_EXERCISE GOAL_: Pick out every line in the data below that holds "SRSS".

-------- INFORMATION SHOWN

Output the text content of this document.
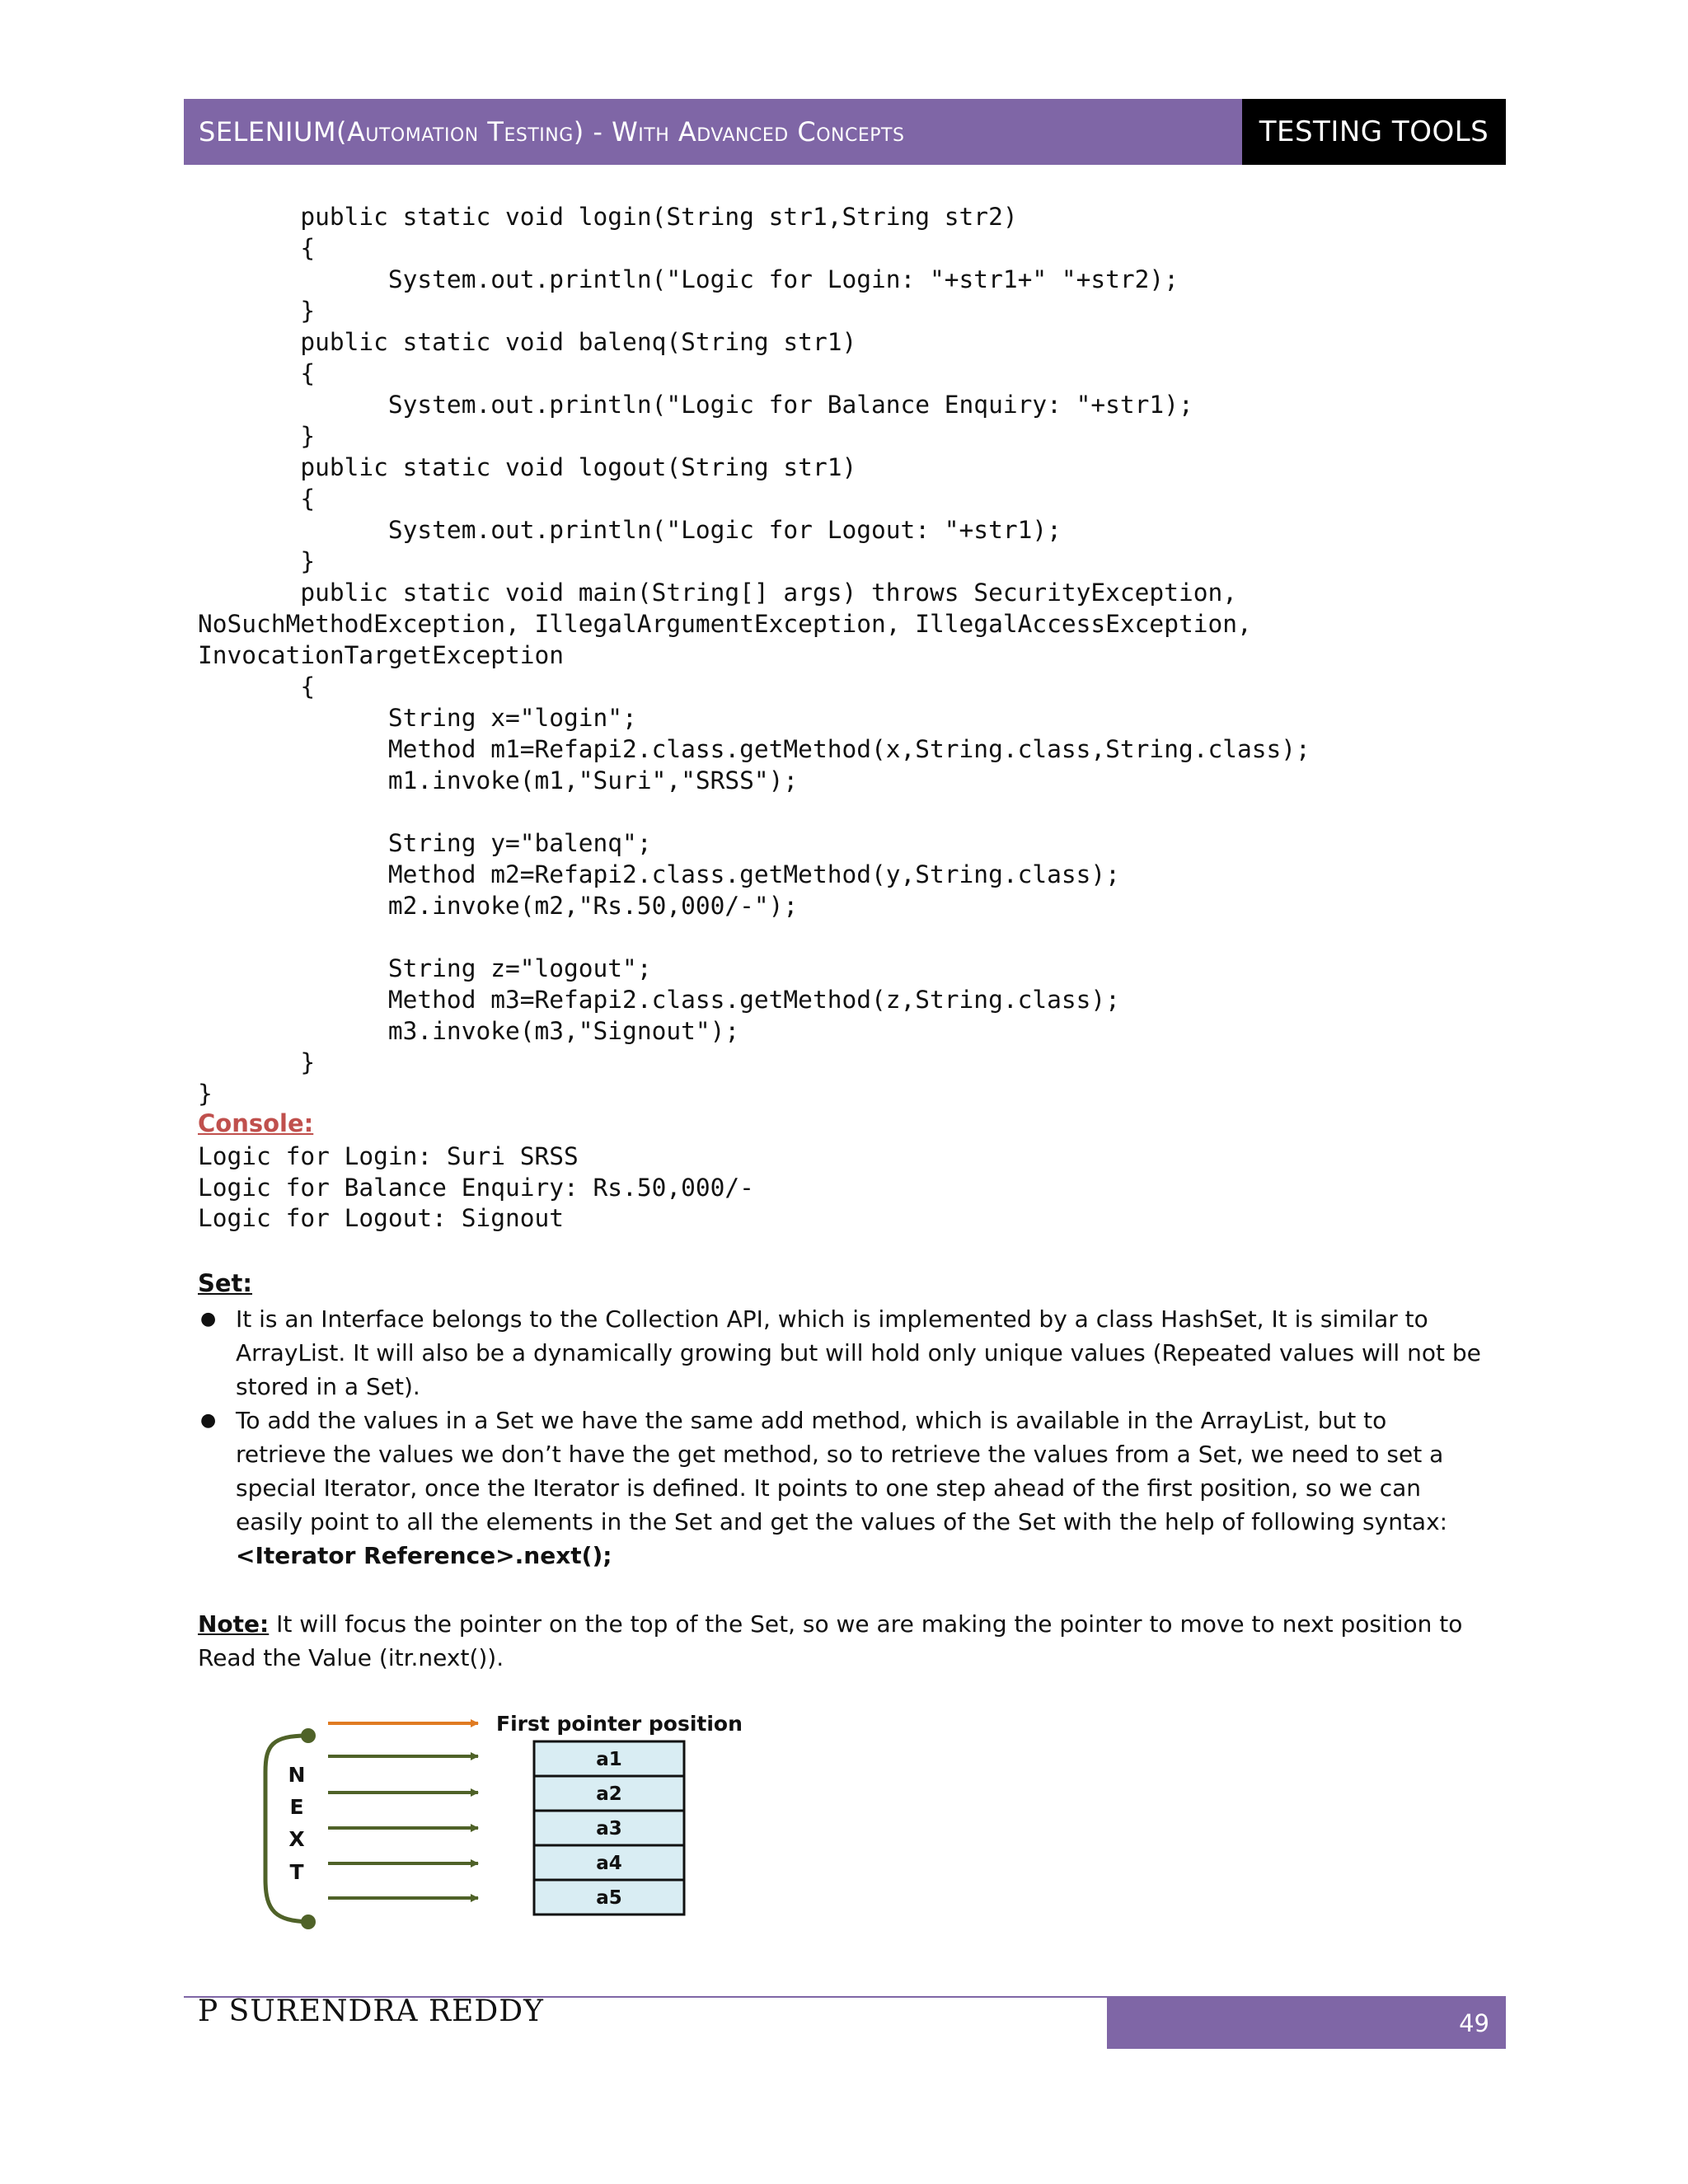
SELENIUM (Automation Testing) - With Advanced Concepts	TESTING TOOLS
public static void login(String str1,String str2)
{
System.out.println("Logic for Login: "+str1+" "+str2);
}
public static void balenq(String str1)
{
System.out.println("Logic for Balance Enquiry: "+str1);
}
public static void logout(String str1)
{
System.out.println("Logic for Logout: "+str1);
}
public static void main(String[] args) throws SecurityException,
NoSuchMethodException, IllegalArgumentException, IllegalAccessException,
InvocationTargetException
{
String x="login";
Method m1=Refapi2.class.getMethod(x,String.class,String.class);
m1.invoke(m1,"Suri","SRSS");

String y="balenq";
Method m2=Refapi2.class.getMethod(y,String.class);
m2.invoke(m2,"Rs.50,000/-");

String z="logout";
Method m3=Refapi2.class.getMethod(z,String.class);
m3.invoke(m3,"Signout");
}
}
Console:
Logic for Login: Suri SRSS
Logic for Balance Enquiry: Rs.50,000/-
Logic for Logout: Signout
Set:
● It is an Interface belongs to the Collection API, which is implemented by a class HashSet, It is similar to ArrayList. It will also be a dynamically growing but will hold only unique values (Repeated values will not be stored in a Set).
● To add the values in a Set we have the same add method, which is available in the ArrayList, but to retrieve the values we don’t have the get method, so to retrieve the values from a Set, we need to set a special Iterator, once the Iterator is defined. It points to one step ahead of the first position, so we can easily point to all the elements in the Set and get the values of the Set with the help of following syntax:
<Iterator Reference>.next();
Note: It will focus the pointer on the top of the Set, so we are making the pointer to move to next position to Read the Value (itr.next()).
First pointer position
N
E
X
T
a1
a2
a3
a4
a5
P SURENDRA REDDY	49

----------------

_TASK ANSWER_:
m1.invoke(m1,"Suri","SRSS");
Logic for Login: Suri SRSS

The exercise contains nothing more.